Check each line of the records below and collect those holding "举一反三".

*Stored records*:

****

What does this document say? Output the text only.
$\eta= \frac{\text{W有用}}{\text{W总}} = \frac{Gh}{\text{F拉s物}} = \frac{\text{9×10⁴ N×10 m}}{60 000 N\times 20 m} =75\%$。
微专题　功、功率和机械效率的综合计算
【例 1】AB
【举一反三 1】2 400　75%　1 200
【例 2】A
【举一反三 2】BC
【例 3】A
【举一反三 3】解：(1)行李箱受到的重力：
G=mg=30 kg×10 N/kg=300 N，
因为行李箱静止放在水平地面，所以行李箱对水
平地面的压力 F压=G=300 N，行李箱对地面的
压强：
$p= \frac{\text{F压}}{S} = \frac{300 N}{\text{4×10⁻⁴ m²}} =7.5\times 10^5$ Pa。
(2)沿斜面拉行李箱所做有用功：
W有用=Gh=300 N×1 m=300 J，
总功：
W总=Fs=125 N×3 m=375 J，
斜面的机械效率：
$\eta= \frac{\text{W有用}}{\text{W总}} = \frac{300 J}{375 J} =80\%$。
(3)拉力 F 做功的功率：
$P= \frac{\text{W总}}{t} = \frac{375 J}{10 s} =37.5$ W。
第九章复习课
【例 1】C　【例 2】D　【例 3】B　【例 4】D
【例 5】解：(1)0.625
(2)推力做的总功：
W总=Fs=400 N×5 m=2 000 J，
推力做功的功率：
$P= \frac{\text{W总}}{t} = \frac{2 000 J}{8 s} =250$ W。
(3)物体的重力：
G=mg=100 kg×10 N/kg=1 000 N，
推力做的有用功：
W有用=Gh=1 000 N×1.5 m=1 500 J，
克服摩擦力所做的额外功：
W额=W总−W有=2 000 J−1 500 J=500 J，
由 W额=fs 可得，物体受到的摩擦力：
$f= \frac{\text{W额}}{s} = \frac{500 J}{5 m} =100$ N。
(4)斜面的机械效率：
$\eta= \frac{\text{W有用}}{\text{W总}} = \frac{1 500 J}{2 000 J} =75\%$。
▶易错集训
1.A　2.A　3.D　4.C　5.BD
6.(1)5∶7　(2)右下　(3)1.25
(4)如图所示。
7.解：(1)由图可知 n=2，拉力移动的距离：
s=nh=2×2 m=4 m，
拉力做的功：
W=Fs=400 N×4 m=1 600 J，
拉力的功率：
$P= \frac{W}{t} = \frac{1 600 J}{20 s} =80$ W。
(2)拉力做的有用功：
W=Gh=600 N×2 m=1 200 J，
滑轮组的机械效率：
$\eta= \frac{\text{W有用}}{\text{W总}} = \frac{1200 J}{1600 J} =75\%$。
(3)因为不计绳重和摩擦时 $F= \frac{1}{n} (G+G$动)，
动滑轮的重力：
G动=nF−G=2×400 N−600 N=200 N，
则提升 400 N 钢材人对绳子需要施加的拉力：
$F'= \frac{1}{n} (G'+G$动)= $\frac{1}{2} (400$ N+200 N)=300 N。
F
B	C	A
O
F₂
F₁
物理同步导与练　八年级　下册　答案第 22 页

****

*Expected answer*:
【举一反三 1】2 400　75%　1 200
【举一反三 2】BC
【举一反三 3】解：(1)行李箱受到的重力：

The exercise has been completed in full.